___ Supplied entries

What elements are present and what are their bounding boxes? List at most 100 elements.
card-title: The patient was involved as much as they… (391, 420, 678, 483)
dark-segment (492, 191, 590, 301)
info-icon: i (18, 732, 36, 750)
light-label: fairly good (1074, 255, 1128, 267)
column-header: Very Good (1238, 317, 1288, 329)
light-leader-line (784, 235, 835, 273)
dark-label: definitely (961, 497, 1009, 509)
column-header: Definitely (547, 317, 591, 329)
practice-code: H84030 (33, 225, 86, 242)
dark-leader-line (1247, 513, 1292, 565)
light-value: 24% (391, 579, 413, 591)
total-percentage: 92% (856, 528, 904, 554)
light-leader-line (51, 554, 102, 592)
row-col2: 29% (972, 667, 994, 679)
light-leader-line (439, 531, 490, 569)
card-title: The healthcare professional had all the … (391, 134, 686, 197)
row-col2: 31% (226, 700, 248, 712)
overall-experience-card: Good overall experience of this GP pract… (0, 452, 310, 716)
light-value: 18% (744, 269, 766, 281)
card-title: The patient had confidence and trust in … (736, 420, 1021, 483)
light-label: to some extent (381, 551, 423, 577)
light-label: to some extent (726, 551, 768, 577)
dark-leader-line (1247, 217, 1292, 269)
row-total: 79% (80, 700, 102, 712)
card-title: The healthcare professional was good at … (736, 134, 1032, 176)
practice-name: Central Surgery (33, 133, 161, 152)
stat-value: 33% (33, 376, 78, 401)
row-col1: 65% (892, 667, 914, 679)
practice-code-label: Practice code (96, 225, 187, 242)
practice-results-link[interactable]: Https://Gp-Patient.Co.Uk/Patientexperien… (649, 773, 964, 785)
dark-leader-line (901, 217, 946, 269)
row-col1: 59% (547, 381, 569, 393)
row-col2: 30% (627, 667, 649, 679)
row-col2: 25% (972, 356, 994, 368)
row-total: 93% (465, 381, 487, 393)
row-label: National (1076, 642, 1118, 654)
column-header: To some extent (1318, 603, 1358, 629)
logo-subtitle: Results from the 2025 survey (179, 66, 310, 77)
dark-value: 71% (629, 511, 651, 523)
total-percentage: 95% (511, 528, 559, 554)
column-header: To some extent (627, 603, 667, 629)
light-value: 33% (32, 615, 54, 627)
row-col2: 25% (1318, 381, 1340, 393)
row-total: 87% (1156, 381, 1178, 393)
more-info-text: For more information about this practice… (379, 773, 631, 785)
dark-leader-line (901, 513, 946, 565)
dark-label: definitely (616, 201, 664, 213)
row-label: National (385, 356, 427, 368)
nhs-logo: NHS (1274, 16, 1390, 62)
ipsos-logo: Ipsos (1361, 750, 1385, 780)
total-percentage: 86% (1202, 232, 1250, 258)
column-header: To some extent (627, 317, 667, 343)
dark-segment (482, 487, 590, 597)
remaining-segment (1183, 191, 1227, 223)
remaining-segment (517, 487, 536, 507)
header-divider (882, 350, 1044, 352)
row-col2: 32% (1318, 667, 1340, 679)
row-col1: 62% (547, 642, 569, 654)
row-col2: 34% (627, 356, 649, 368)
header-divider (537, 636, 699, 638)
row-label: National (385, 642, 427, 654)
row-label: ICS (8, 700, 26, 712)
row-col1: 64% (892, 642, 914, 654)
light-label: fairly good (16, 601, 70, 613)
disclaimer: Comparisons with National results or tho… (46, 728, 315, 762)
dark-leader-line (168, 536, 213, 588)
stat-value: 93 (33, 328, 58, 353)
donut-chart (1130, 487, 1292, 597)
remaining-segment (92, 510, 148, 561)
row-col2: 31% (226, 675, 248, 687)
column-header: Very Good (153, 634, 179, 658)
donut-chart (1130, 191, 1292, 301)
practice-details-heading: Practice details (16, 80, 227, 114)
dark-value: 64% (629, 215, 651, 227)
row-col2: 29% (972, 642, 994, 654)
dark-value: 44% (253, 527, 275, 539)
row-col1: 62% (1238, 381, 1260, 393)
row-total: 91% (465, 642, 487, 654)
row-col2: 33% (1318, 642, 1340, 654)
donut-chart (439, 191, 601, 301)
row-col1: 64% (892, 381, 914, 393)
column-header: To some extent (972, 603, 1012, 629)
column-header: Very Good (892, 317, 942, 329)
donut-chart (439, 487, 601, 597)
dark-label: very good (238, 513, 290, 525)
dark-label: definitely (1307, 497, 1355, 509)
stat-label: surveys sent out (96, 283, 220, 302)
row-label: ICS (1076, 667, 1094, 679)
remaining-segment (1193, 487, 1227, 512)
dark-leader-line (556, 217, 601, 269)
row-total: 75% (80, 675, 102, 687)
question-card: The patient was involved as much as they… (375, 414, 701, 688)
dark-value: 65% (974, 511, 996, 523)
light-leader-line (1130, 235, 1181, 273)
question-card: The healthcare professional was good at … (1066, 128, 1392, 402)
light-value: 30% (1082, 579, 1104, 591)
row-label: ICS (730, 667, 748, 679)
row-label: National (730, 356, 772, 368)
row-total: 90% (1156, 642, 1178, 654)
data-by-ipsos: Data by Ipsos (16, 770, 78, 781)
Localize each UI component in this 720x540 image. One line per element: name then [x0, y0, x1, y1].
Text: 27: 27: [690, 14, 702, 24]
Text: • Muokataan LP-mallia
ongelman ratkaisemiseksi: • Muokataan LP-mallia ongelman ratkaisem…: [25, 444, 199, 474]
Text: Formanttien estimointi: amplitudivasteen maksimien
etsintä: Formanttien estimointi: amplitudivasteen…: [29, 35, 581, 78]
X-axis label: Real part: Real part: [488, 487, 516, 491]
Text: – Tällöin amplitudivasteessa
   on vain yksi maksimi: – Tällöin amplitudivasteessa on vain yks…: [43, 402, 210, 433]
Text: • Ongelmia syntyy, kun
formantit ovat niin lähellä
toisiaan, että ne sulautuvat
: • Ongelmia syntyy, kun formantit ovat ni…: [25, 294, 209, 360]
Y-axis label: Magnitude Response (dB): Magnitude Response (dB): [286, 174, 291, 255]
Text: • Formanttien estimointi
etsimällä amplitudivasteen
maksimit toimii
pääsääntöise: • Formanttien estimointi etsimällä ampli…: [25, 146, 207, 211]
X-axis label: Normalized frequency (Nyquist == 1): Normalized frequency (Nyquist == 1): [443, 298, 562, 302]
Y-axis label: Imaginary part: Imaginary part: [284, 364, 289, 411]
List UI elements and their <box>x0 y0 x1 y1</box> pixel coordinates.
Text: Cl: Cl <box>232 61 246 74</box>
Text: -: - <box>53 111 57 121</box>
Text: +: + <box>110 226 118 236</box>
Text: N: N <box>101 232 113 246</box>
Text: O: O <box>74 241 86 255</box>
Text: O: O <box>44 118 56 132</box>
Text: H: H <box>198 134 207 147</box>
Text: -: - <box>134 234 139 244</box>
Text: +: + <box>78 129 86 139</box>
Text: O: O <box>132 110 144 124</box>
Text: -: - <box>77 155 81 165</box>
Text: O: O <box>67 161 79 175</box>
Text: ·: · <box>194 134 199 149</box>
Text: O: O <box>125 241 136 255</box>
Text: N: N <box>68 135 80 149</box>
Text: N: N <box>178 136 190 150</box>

______

Goal of the exercise:
Rewrite all the entries above, changing every "row-total" to "row-sum" and keeping everything else the same.

Task result:
What elements are present and what are their bounding boxes? List at most 100 elements.
card-title: The patient was involved as much as they… (391, 420, 678, 483)
dark-segment (492, 191, 590, 301)
info-icon: i (18, 732, 36, 750)
light-label: fairly good (1074, 255, 1128, 267)
column-header: Very Good (1238, 317, 1288, 329)
light-leader-line (784, 235, 835, 273)
dark-label: definitely (961, 497, 1009, 509)
column-header: Definitely (547, 317, 591, 329)
practice-code: H84030 (33, 225, 86, 242)
dark-leader-line (1247, 513, 1292, 565)
light-value: 24% (391, 579, 413, 591)
total-percentage: 92% (856, 528, 904, 554)
light-leader-line (51, 554, 102, 592)
row-col2: 29% (972, 667, 994, 679)
light-leader-line (439, 531, 490, 569)
card-title: The healthcare professional had all the … (391, 134, 686, 197)
row-col2: 31% (226, 700, 248, 712)
overall-experience-card: Good overall experience of this GP pract… (0, 452, 310, 716)
light-value: 18% (744, 269, 766, 281)
card-title: The patient had confidence and trust in … (736, 420, 1021, 483)
light-label: to some extent (381, 551, 423, 577)
light-label: to some extent (726, 551, 768, 577)
dark-leader-line (1247, 217, 1292, 269)
row-sum: 79% (80, 700, 102, 712)
card-title: The healthcare professional was good at … (736, 134, 1032, 176)
practice-name: Central Surgery (33, 133, 161, 152)
stat-value: 33% (33, 376, 78, 401)
row-col1: 65% (892, 667, 914, 679)
practice-code-label: Practice code (96, 225, 187, 242)
practice-results-link[interactable]: Https://Gp-Patient.Co.Uk/Patientexperien… (649, 773, 964, 785)
dark-leader-line (901, 217, 946, 269)
row-col1: 59% (547, 381, 569, 393)
row-col2: 30% (627, 667, 649, 679)
row-col2: 25% (972, 356, 994, 368)
row-sum: 93% (465, 381, 487, 393)
row-label: National (1076, 642, 1118, 654)
column-header: To some extent (1318, 603, 1358, 629)
logo-subtitle: Results from the 2025 survey (179, 66, 310, 77)
dark-value: 71% (629, 511, 651, 523)
total-percentage: 95% (511, 528, 559, 554)
column-header: To some extent (627, 603, 667, 629)
light-value: 33% (32, 615, 54, 627)
row-col2: 25% (1318, 381, 1340, 393)
row-sum: 87% (1156, 381, 1178, 393)
more-info-text: For more information about this practice… (379, 773, 631, 785)
dark-leader-line (901, 513, 946, 565)
dark-label: definitely (616, 201, 664, 213)
row-label: National (385, 356, 427, 368)
nhs-logo: NHS (1274, 16, 1390, 62)
ipsos-logo: Ipsos (1361, 750, 1385, 780)
total-percentage: 86% (1202, 232, 1250, 258)
column-header: To some extent (627, 317, 667, 343)
dark-segment (482, 487, 590, 597)
remaining-segment (1183, 191, 1227, 223)
remaining-segment (517, 487, 536, 507)
header-divider (882, 350, 1044, 352)
row-col2: 32% (1318, 667, 1340, 679)
row-col1: 62% (547, 642, 569, 654)
row-col2: 34% (627, 356, 649, 368)
header-divider (537, 636, 699, 638)
row-label: National (385, 642, 427, 654)
row-label: ICS (8, 700, 26, 712)
row-col1: 64% (892, 642, 914, 654)
light-label: fairly good (16, 601, 70, 613)
disclaimer: Comparisons with National results or tho… (46, 728, 315, 762)
dark-leader-line (168, 536, 213, 588)
stat-value: 93 (33, 328, 58, 353)
donut-chart (1130, 487, 1292, 597)
remaining-segment (92, 510, 148, 561)
row-col2: 31% (226, 675, 248, 687)
column-header: Very Good (153, 634, 179, 658)
donut-chart (1130, 191, 1292, 301)
practice-details-heading: Practice details (16, 80, 227, 114)
dark-value: 64% (629, 215, 651, 227)
row-col2: 29% (972, 642, 994, 654)
dark-value: 44% (253, 527, 275, 539)
row-col1: 62% (1238, 381, 1260, 393)
row-sum: 91% (465, 642, 487, 654)
row-col2: 33% (1318, 642, 1340, 654)
donut-chart (439, 191, 601, 301)
row-col1: 64% (892, 381, 914, 393)
column-header: To some extent (972, 603, 1012, 629)
column-header: Very Good (892, 317, 942, 329)
donut-chart (439, 487, 601, 597)
dark-label: very good (238, 513, 290, 525)
dark-label: definitely (1307, 497, 1355, 509)
stat-label: surveys sent out (96, 283, 220, 302)
row-label: ICS (1076, 667, 1094, 679)
remaining-segment (1193, 487, 1227, 512)
dark-leader-line (556, 217, 601, 269)
row-sum: 75% (80, 675, 102, 687)
question-card: The patient was involved as much as they… (375, 414, 701, 688)
dark-value: 65% (974, 511, 996, 523)
light-leader-line (1130, 235, 1181, 273)
question-card: The healthcare professional was good at … (1066, 128, 1392, 402)
light-value: 30% (1082, 579, 1104, 591)
row-label: ICS (730, 667, 748, 679)
row-label: National (730, 356, 772, 368)
row-sum: 90% (1156, 642, 1178, 654)
data-by-ipsos: Data by Ipsos (16, 770, 78, 781)
Localize each UI component in this 720x540 image. One line per element: name then [x0, y0, x1, y1].
Text: 27: 27: [690, 14, 702, 24]
Text: • Muokataan LP-mallia
ongelman ratkaisemiseksi: • Muokataan LP-mallia ongelman ratkaisem…: [25, 444, 199, 474]
Text: Formanttien estimointi: amplitudivasteen maksimien
etsintä: Formanttien estimointi: amplitudivasteen…: [29, 35, 581, 78]
X-axis label: Real part: Real part: [488, 487, 516, 491]
Text: – Tällöin amplitudivasteessa
   on vain yksi maksimi: – Tällöin amplitudivasteessa on vain yks…: [43, 402, 210, 433]
Text: • Ongelmia syntyy, kun
formantit ovat niin lähellä
toisiaan, että ne sulautuvat
: • Ongelmia syntyy, kun formantit ovat ni…: [25, 294, 209, 360]
Y-axis label: Magnitude Response (dB): Magnitude Response (dB): [286, 174, 291, 255]
Text: • Formanttien estimointi
etsimällä amplitudivasteen
maksimit toimii
pääsääntöise: • Formanttien estimointi etsimällä ampli…: [25, 146, 207, 211]
X-axis label: Normalized frequency (Nyquist == 1): Normalized frequency (Nyquist == 1): [443, 298, 562, 302]
Y-axis label: Imaginary part: Imaginary part: [284, 364, 289, 411]
List UI elements and their <box>x0 y0 x1 y1</box> pixel coordinates.
Text: Cl: Cl <box>232 61 246 74</box>
Text: -: - <box>53 111 57 121</box>
Text: +: + <box>110 226 118 236</box>
Text: N: N <box>101 232 113 246</box>
Text: O: O <box>74 241 86 255</box>
Text: O: O <box>44 118 56 132</box>
Text: H: H <box>198 134 207 147</box>
Text: -: - <box>134 234 139 244</box>
Text: +: + <box>78 129 86 139</box>
Text: O: O <box>132 110 144 124</box>
Text: -: - <box>77 155 81 165</box>
Text: O: O <box>67 161 79 175</box>
Text: ·: · <box>194 134 199 149</box>
Text: O: O <box>125 241 136 255</box>
Text: N: N <box>68 135 80 149</box>
Text: N: N <box>178 136 190 150</box>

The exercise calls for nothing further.